* [Task to carry out] Find the lines containing "within" and say how many there are, with no other words.

::::::::::

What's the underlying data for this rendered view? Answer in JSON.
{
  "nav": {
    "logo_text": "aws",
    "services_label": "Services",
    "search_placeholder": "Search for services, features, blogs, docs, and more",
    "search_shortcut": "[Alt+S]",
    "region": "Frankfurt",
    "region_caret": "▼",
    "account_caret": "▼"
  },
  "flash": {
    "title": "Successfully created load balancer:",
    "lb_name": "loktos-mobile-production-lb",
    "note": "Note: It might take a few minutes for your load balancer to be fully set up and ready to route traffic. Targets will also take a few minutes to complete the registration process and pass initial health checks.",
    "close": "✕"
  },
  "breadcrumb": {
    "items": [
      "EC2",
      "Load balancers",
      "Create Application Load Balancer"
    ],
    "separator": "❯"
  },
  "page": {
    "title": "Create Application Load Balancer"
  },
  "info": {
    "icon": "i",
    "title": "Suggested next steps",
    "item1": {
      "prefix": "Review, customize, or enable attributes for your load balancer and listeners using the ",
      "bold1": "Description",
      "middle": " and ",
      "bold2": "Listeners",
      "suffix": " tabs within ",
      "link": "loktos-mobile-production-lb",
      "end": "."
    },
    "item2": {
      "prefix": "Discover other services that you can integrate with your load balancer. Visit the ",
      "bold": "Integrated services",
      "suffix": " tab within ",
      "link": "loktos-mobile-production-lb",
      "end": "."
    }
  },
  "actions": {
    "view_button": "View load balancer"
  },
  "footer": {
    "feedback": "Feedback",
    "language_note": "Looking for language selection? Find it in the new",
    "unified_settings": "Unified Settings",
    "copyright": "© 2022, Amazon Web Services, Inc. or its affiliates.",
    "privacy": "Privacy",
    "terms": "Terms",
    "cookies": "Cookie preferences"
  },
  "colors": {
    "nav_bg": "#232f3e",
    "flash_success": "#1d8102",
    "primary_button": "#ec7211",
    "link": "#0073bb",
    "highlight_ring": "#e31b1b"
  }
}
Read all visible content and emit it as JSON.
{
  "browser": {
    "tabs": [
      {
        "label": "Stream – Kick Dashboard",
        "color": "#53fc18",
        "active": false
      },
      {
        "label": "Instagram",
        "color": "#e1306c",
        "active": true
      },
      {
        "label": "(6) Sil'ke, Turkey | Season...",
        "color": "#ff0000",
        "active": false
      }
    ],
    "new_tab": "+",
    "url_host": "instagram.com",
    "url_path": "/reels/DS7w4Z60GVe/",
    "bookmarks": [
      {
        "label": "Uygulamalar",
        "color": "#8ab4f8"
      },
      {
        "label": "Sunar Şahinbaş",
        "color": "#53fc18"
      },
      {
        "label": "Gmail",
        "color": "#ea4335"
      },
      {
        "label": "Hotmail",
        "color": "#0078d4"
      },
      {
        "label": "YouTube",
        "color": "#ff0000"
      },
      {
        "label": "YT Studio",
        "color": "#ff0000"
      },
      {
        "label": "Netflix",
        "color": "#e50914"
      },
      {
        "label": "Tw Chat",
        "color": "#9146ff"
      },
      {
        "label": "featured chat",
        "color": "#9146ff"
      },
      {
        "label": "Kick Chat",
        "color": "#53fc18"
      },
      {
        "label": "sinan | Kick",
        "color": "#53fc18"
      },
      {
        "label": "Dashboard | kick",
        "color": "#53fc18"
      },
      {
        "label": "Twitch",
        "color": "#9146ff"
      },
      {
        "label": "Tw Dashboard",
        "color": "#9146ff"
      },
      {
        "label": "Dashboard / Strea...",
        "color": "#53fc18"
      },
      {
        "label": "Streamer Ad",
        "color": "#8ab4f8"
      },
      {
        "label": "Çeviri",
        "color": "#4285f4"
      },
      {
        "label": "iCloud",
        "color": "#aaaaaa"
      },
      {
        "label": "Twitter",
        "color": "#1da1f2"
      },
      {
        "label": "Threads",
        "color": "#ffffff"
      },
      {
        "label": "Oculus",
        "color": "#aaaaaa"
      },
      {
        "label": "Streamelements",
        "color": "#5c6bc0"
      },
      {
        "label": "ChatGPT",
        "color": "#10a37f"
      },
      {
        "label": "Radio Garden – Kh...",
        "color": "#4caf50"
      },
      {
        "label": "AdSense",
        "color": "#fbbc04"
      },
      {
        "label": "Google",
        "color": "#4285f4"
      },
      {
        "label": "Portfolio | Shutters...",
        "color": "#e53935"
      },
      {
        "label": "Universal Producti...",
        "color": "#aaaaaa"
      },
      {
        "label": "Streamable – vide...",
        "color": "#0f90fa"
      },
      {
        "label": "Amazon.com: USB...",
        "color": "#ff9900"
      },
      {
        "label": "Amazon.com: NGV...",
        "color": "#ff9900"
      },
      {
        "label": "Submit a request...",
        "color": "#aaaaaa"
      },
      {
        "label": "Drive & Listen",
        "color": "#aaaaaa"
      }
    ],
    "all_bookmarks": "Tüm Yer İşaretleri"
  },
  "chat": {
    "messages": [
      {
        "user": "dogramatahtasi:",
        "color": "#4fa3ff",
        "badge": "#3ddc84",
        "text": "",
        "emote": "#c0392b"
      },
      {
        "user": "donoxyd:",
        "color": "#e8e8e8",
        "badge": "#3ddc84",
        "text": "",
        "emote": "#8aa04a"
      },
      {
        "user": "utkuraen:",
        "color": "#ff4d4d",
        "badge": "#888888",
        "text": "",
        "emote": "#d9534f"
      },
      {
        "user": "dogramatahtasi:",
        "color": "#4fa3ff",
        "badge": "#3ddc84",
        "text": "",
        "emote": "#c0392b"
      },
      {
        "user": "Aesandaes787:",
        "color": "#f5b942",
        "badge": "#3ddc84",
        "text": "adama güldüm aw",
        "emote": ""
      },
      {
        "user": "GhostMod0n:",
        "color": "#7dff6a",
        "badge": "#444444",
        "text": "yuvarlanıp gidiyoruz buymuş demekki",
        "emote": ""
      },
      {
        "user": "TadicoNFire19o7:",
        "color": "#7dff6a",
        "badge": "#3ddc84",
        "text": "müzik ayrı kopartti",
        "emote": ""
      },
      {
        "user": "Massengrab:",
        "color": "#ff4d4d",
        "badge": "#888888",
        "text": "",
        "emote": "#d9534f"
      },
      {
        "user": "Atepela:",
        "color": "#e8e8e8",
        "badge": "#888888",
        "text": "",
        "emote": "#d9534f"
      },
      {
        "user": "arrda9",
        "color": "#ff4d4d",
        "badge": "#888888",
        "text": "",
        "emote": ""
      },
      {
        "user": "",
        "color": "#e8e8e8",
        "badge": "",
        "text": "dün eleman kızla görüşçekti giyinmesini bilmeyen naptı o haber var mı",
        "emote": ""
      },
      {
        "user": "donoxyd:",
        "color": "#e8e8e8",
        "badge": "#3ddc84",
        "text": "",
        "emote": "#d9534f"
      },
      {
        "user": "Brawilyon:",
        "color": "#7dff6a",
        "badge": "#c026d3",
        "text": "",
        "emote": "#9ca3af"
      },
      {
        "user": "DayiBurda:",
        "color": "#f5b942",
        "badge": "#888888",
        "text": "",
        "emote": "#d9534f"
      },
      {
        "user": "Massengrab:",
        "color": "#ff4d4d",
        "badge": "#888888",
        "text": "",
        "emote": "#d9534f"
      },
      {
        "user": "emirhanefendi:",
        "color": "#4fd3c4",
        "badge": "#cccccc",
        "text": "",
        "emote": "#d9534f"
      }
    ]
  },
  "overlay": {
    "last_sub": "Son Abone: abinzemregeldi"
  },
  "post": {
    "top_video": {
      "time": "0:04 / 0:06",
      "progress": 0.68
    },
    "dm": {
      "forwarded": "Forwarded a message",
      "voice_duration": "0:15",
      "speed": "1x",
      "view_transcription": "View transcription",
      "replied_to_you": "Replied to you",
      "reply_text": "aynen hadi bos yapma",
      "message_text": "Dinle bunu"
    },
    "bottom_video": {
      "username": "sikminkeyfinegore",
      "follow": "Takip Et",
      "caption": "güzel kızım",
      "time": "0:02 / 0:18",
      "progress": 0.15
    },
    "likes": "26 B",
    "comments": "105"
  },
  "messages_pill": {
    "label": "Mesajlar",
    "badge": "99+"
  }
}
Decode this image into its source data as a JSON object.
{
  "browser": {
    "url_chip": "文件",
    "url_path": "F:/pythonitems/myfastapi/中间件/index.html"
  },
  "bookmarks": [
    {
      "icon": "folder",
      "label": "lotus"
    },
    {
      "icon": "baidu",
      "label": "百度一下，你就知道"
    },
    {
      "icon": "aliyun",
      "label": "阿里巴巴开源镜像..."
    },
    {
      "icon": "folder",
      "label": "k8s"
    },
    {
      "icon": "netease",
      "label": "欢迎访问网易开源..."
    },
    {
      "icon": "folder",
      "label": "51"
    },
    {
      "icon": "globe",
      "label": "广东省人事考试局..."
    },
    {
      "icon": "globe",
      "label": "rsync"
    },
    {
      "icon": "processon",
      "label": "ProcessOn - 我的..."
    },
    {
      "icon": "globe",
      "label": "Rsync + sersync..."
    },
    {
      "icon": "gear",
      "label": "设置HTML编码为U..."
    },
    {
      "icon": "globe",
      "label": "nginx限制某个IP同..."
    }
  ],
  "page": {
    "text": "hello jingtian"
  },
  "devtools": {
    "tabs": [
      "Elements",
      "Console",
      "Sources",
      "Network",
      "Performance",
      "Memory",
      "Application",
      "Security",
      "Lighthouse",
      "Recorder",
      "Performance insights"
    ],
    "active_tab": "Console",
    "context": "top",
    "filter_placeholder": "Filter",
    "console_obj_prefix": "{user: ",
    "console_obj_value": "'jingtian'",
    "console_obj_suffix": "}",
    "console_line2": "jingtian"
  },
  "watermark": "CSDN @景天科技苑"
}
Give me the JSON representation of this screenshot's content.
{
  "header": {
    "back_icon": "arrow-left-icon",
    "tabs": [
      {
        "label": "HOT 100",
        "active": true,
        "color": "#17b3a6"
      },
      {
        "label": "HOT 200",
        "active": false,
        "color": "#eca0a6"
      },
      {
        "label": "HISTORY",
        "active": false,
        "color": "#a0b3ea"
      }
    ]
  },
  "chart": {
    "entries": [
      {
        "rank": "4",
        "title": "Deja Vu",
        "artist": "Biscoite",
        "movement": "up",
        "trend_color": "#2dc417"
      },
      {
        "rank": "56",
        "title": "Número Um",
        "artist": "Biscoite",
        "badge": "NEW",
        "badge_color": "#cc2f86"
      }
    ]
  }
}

::::::::::

* [Response to the task] 2